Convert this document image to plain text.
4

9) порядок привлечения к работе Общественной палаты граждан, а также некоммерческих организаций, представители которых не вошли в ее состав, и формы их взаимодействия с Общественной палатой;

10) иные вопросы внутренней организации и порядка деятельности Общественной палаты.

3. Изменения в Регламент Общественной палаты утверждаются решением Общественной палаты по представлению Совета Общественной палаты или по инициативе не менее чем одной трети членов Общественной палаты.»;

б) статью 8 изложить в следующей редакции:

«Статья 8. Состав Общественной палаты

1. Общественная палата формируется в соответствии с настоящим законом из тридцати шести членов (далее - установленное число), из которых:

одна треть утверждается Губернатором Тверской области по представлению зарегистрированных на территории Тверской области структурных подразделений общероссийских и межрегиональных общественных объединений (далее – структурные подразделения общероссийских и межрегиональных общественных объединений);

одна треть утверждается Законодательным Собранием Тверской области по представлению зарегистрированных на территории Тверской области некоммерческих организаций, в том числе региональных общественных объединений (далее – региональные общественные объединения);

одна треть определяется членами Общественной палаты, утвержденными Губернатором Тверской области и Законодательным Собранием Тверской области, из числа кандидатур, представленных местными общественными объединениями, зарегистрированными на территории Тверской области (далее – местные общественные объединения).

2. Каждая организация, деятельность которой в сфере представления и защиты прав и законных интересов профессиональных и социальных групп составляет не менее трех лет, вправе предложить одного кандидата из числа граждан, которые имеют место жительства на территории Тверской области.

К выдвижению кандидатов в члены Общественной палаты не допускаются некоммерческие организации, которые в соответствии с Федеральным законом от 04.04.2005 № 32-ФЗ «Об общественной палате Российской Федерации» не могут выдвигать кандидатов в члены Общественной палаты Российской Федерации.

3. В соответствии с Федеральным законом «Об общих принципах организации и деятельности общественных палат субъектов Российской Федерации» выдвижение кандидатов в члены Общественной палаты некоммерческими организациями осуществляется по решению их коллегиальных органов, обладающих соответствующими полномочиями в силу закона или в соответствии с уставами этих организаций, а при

=======

→ Set problem: All of the data must be returned exactly.

→ Answer to the problem:
Convert this document image to plain text.
4

9) порядок привлечения к работе Общественной палаты граждан, а также некоммерческих организаций, представители которых не вошли в ее состав, и формы их взаимодействия с Общественной палатой;

10) иные вопросы внутренней организации и порядка деятельности Общественной палаты.

3. Изменения в Регламент Общественной палаты утверждаются решением Общественной палаты по представлению Совета Общественной палаты или по инициативе не менее чем одной трети членов Общественной палаты.»;

б) статью 8 изложить в следующей редакции:

«Статья 8. Состав Общественной палаты

1. Общественная палата формируется в соответствии с настоящим законом из тридцати шести членов (далее - установленное число), из которых:

одна треть утверждается Губернатором Тверской области по представлению зарегистрированных на территории Тверской области структурных подразделений общероссийских и межрегиональных общественных объединений (далее – структурные подразделения общероссийских и межрегиональных общественных объединений);

одна треть утверждается Законодательным Собранием Тверской области по представлению зарегистрированных на территории Тверской области некоммерческих организаций, в том числе региональных общественных объединений (далее – региональные общественные объединения);

одна треть определяется членами Общественной палаты, утвержденными Губернатором Тверской области и Законодательным Собранием Тверской области, из числа кандидатур, представленных местными общественными объединениями, зарегистрированными на территории Тверской области (далее – местные общественные объединения).

2. Каждая организация, деятельность которой в сфере представления и защиты прав и законных интересов профессиональных и социальных групп составляет не менее трех лет, вправе предложить одного кандидата из числа граждан, которые имеют место жительства на территории Тверской области.

К выдвижению кандидатов в члены Общественной палаты не допускаются некоммерческие организации, которые в соответствии с Федеральным законом от 04.04.2005 № 32-ФЗ «Об общественной палате Российской Федерации» не могут выдвигать кандидатов в члены Общественной палаты Российской Федерации.

3. В соответствии с Федеральным законом «Об общих принципах организации и деятельности общественных палат субъектов Российской Федерации» выдвижение кандидатов в члены Общественной палаты некоммерческими организациями осуществляется по решению их коллегиальных органов, обладающих соответствующими полномочиями в силу закона или в соответствии с уставами этих организаций, а при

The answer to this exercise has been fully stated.